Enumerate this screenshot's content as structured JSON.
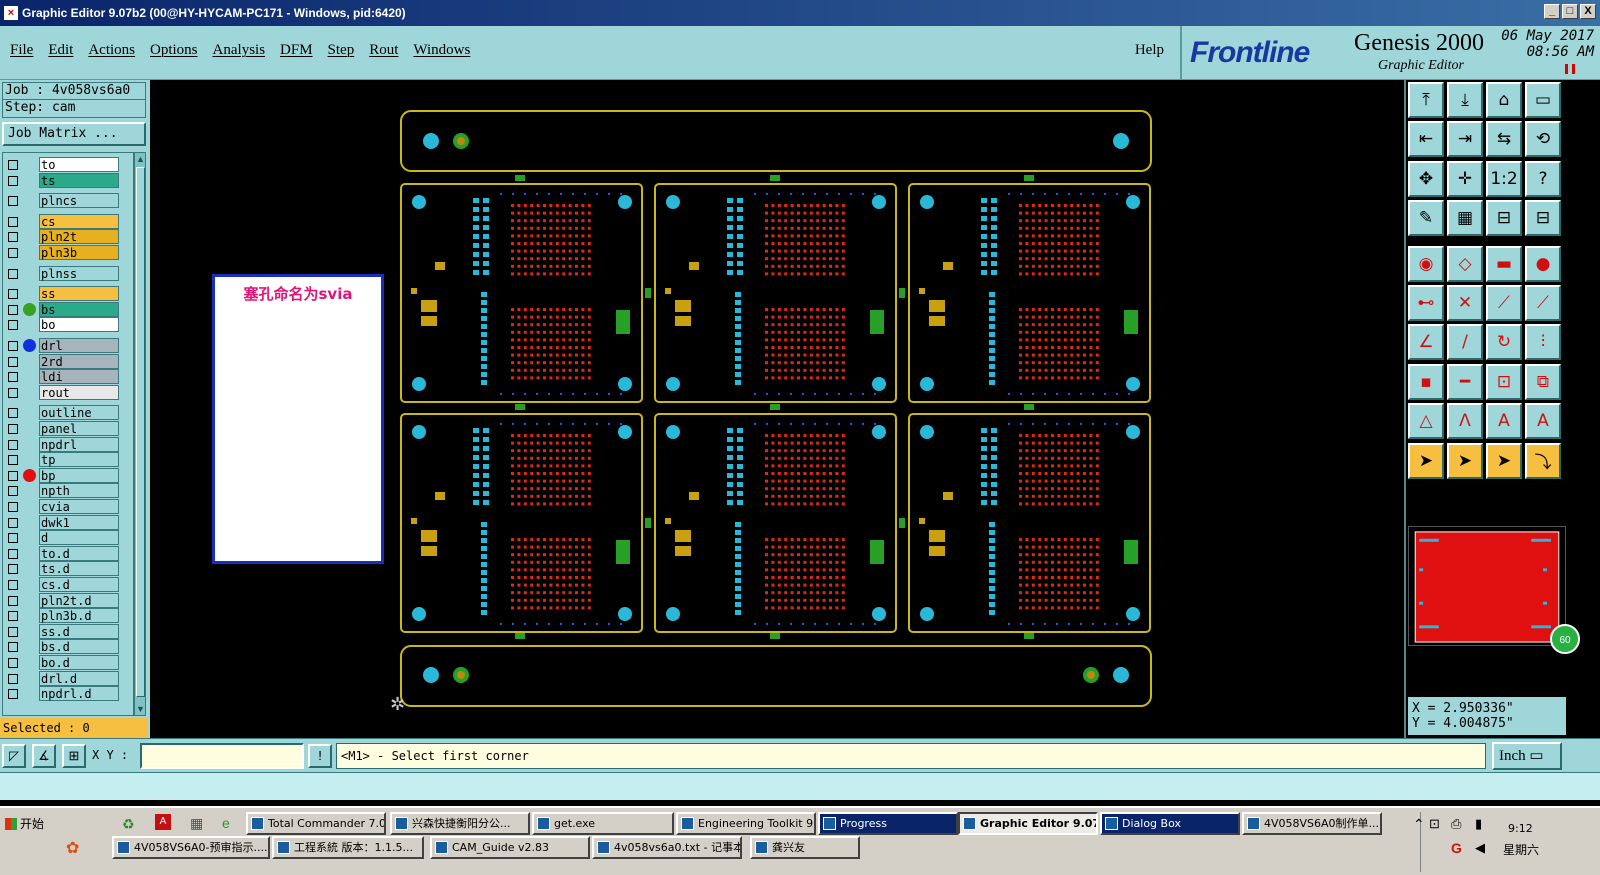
{
  "window": {
    "title": "Graphic Editor 9.07b2 (00@HY-HYCAM-PC171 - Windows, pid:6420)",
    "min_btn": "_",
    "max_btn": "□",
    "close_btn": "X"
  },
  "menu": {
    "items": [
      "File",
      "Edit",
      "Actions",
      "Options",
      "Analysis",
      "DFM",
      "Step",
      "Rout",
      "Windows"
    ],
    "help": "Help"
  },
  "brand": {
    "logo": "Frontline",
    "product": "Genesis 2000",
    "subtitle": "Graphic Editor",
    "date": "06 May 2017",
    "time": "08:56 AM"
  },
  "left_panel": {
    "job": "Job : 4v058vs6a0",
    "step": "Step: cam",
    "job_matrix": "Job Matrix ...",
    "selected": "Selected : 0",
    "layers": [
      {
        "name": "to",
        "color": "#ffffff",
        "dot": ""
      },
      {
        "name": "ts",
        "color": "#2aaa8a",
        "dot": ""
      },
      {
        "name": "plncs",
        "color": "#9fd6d9",
        "dot": ""
      },
      {
        "name": "cs",
        "color": "#f6bf40",
        "dot": ""
      },
      {
        "name": "pln2t",
        "color": "#e6b020",
        "dot": ""
      },
      {
        "name": "pln3b",
        "color": "#e6b020",
        "dot": ""
      },
      {
        "name": "plnss",
        "color": "#9fd6d9",
        "dot": ""
      },
      {
        "name": "ss",
        "color": "#f6bf40",
        "dot": ""
      },
      {
        "name": "bs",
        "color": "#2aaa8a",
        "dot": "#3aa020"
      },
      {
        "name": "bo",
        "color": "#ffffff",
        "dot": ""
      },
      {
        "name": "drl",
        "color": "#a8b4bc",
        "dot": "#1030e0"
      },
      {
        "name": "2rd",
        "color": "#a8b4bc",
        "dot": ""
      },
      {
        "name": "ldi",
        "color": "#a8b4bc",
        "dot": ""
      },
      {
        "name": "rout",
        "color": "#e8e8e8",
        "dot": ""
      },
      {
        "name": "outline",
        "color": "#9fd6d9",
        "dot": ""
      },
      {
        "name": "panel",
        "color": "#9fd6d9",
        "dot": ""
      },
      {
        "name": "npdrl",
        "color": "#9fd6d9",
        "dot": ""
      },
      {
        "name": "tp",
        "color": "#9fd6d9",
        "dot": ""
      },
      {
        "name": "bp",
        "color": "#9fd6d9",
        "dot": "#e01010"
      },
      {
        "name": "npth",
        "color": "#9fd6d9",
        "dot": ""
      },
      {
        "name": "cvia",
        "color": "#9fd6d9",
        "dot": ""
      },
      {
        "name": "dwk1",
        "color": "#9fd6d9",
        "dot": ""
      },
      {
        "name": "d",
        "color": "#9fd6d9",
        "dot": ""
      },
      {
        "name": "to.d",
        "color": "#9fd6d9",
        "dot": ""
      },
      {
        "name": "ts.d",
        "color": "#9fd6d9",
        "dot": ""
      },
      {
        "name": "cs.d",
        "color": "#9fd6d9",
        "dot": ""
      },
      {
        "name": "pln2t.d",
        "color": "#9fd6d9",
        "dot": ""
      },
      {
        "name": "pln3b.d",
        "color": "#9fd6d9",
        "dot": ""
      },
      {
        "name": "ss.d",
        "color": "#9fd6d9",
        "dot": ""
      },
      {
        "name": "bs.d",
        "color": "#9fd6d9",
        "dot": ""
      },
      {
        "name": "bo.d",
        "color": "#9fd6d9",
        "dot": ""
      },
      {
        "name": "drl.d",
        "color": "#9fd6d9",
        "dot": ""
      },
      {
        "name": "npdrl.d",
        "color": "#9fd6d9",
        "dot": ""
      }
    ]
  },
  "canvas": {
    "note": "塞孔命名为svia"
  },
  "coords": {
    "x": "X = 2.950336\"",
    "y": "Y = 4.004875\""
  },
  "minimap_badge": "60",
  "input_bar": {
    "xy_label": "X Y :",
    "xy_value": "",
    "prompt": "<M1> - Select first corner",
    "units": "Inch ▭"
  },
  "taskbar": {
    "start": "开始",
    "tasks_row1": [
      "Total Commander 7.0...",
      "兴森快捷衡阳分公...",
      "get.exe",
      "Engineering Toolkit 9....",
      "Progress",
      "Graphic Editor 9.07...",
      "Dialog Box",
      "4V058VS6A0制作单...."
    ],
    "tasks_row2": [
      "4V058VS6A0-预审指示....",
      "工程系統 版本：1.1.5...",
      "CAM_Guide v2.83",
      "4v058vs6a0.txt - 记事本",
      "龚兴友"
    ],
    "clock": "9:12",
    "weekday": "星期六"
  },
  "colors": {
    "panel": "#9fd6d9",
    "board_outline": "#c8b818",
    "pad_cyan": "#2ab8d8",
    "via_red": "#e02a10",
    "pad_green": "#28a028"
  }
}
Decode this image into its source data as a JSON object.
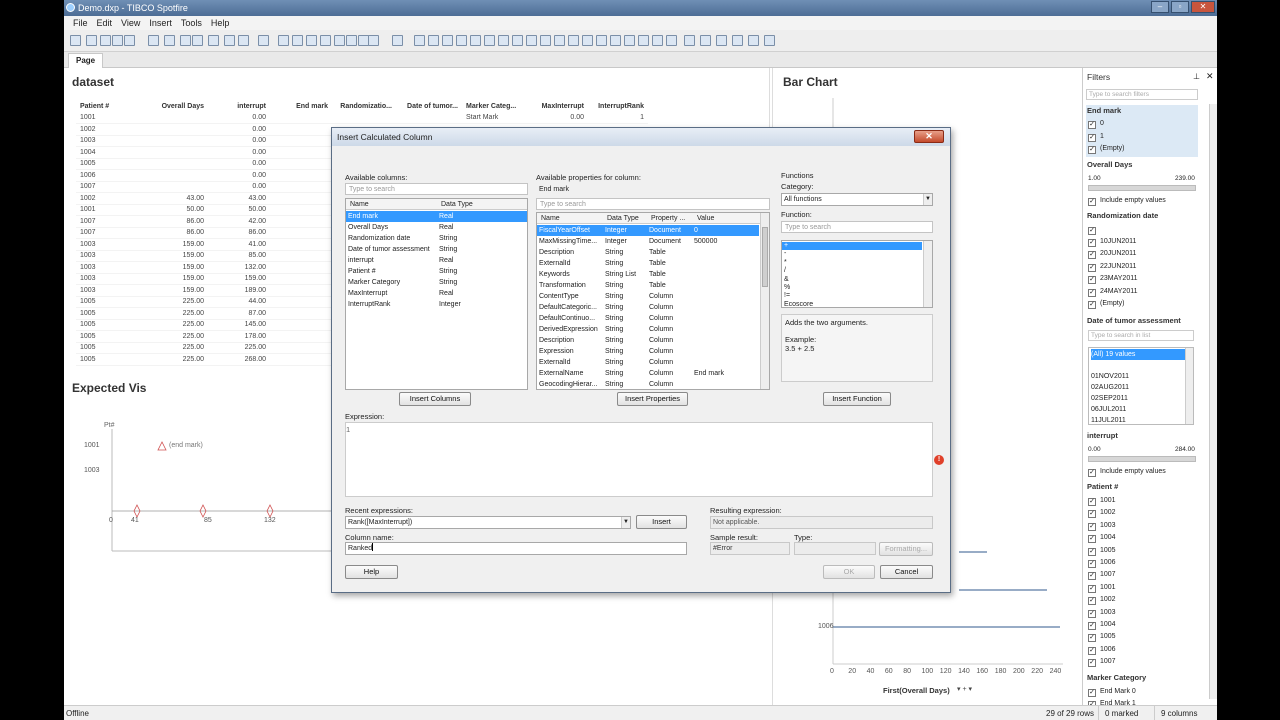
* * *
▶ **About this task**:
What is needed is a word-for-word restatement of the entries, minus any pictures.

▶ **Result of this exercise**:
Enumerate this screenshot's content as structured JSON.
{
  "window": {
    "title": "Graphic Editor 9.07b2 (00@HY-HYCAM-PC171 - Windows, pid:6420)",
    "min_btn": "_",
    "max_btn": "□",
    "close_btn": "X"
  },
  "menu": {
    "items": [
      "File",
      "Edit",
      "Actions",
      "Options",
      "Analysis",
      "DFM",
      "Step",
      "Rout",
      "Windows"
    ],
    "help": "Help"
  },
  "brand": {
    "logo": "Frontline",
    "product": "Genesis 2000",
    "subtitle": "Graphic Editor",
    "date": "06 May 2017",
    "time": "08:56 AM"
  },
  "left_panel": {
    "job": "Job : 4v058vs6a0",
    "step": "Step: cam",
    "job_matrix": "Job Matrix ...",
    "selected": "Selected : 0",
    "layers": [
      {
        "name": "to",
        "color": "#ffffff",
        "dot": ""
      },
      {
        "name": "ts",
        "color": "#2aaa8a",
        "dot": ""
      },
      {
        "name": "plncs",
        "color": "#9fd6d9",
        "dot": ""
      },
      {
        "name": "cs",
        "color": "#f6bf40",
        "dot": ""
      },
      {
        "name": "pln2t",
        "color": "#e6b020",
        "dot": ""
      },
      {
        "name": "pln3b",
        "color": "#e6b020",
        "dot": ""
      },
      {
        "name": "plnss",
        "color": "#9fd6d9",
        "dot": ""
      },
      {
        "name": "ss",
        "color": "#f6bf40",
        "dot": ""
      },
      {
        "name": "bs",
        "color": "#2aaa8a",
        "dot": "#3aa020"
      },
      {
        "name": "bo",
        "color": "#ffffff",
        "dot": ""
      },
      {
        "name": "drl",
        "color": "#a8b4bc",
        "dot": "#1030e0"
      },
      {
        "name": "2rd",
        "color": "#a8b4bc",
        "dot": ""
      },
      {
        "name": "ldi",
        "color": "#a8b4bc",
        "dot": ""
      },
      {
        "name": "rout",
        "color": "#e8e8e8",
        "dot": ""
      },
      {
        "name": "outline",
        "color": "#9fd6d9",
        "dot": ""
      },
      {
        "name": "panel",
        "color": "#9fd6d9",
        "dot": ""
      },
      {
        "name": "npdrl",
        "color": "#9fd6d9",
        "dot": ""
      },
      {
        "name": "tp",
        "color": "#9fd6d9",
        "dot": ""
      },
      {
        "name": "bp",
        "color": "#9fd6d9",
        "dot": "#e01010"
      },
      {
        "name": "npth",
        "color": "#9fd6d9",
        "dot": ""
      },
      {
        "name": "cvia",
        "color": "#9fd6d9",
        "dot": ""
      },
      {
        "name": "dwk1",
        "color": "#9fd6d9",
        "dot": ""
      },
      {
        "name": "d",
        "color": "#9fd6d9",
        "dot": ""
      },
      {
        "name": "to.d",
        "color": "#9fd6d9",
        "dot": ""
      },
      {
        "name": "ts.d",
        "color": "#9fd6d9",
        "dot": ""
      },
      {
        "name": "cs.d",
        "color": "#9fd6d9",
        "dot": ""
      },
      {
        "name": "pln2t.d",
        "color": "#9fd6d9",
        "dot": ""
      },
      {
        "name": "pln3b.d",
        "color": "#9fd6d9",
        "dot": ""
      },
      {
        "name": "ss.d",
        "color": "#9fd6d9",
        "dot": ""
      },
      {
        "name": "bs.d",
        "color": "#9fd6d9",
        "dot": ""
      },
      {
        "name": "bo.d",
        "color": "#9fd6d9",
        "dot": ""
      },
      {
        "name": "drl.d",
        "color": "#9fd6d9",
        "dot": ""
      },
      {
        "name": "npdrl.d",
        "color": "#9fd6d9",
        "dot": ""
      }
    ]
  },
  "canvas": {
    "note": "塞孔命名为svia"
  },
  "coords": {
    "x": "X = 2.950336\"",
    "y": "Y = 4.004875\""
  },
  "minimap_badge": "60",
  "input_bar": {
    "xy_label": "X Y :",
    "xy_value": "",
    "prompt": "<M1> - Select first corner",
    "units": "Inch ▭"
  },
  "taskbar": {
    "start": "开始",
    "tasks_row1": [
      "Total Commander 7.0...",
      "兴森快捷衡阳分公...",
      "get.exe",
      "Engineering Toolkit 9....",
      "Progress",
      "Graphic Editor 9.07...",
      "Dialog Box",
      "4V058VS6A0制作单...."
    ],
    "tasks_row2": [
      "4V058VS6A0-预审指示....",
      "工程系統 版本：1.1.5...",
      "CAM_Guide v2.83",
      "4v058vs6a0.txt - 记事本",
      "龚兴友"
    ],
    "clock": "9:12",
    "weekday": "星期六"
  },
  "colors": {
    "panel": "#9fd6d9",
    "board_outline": "#c8b818",
    "pad_cyan": "#2ab8d8",
    "via_red": "#e02a10",
    "pad_green": "#28a028"
  }
}
Decode this image into its source data as a JSON object.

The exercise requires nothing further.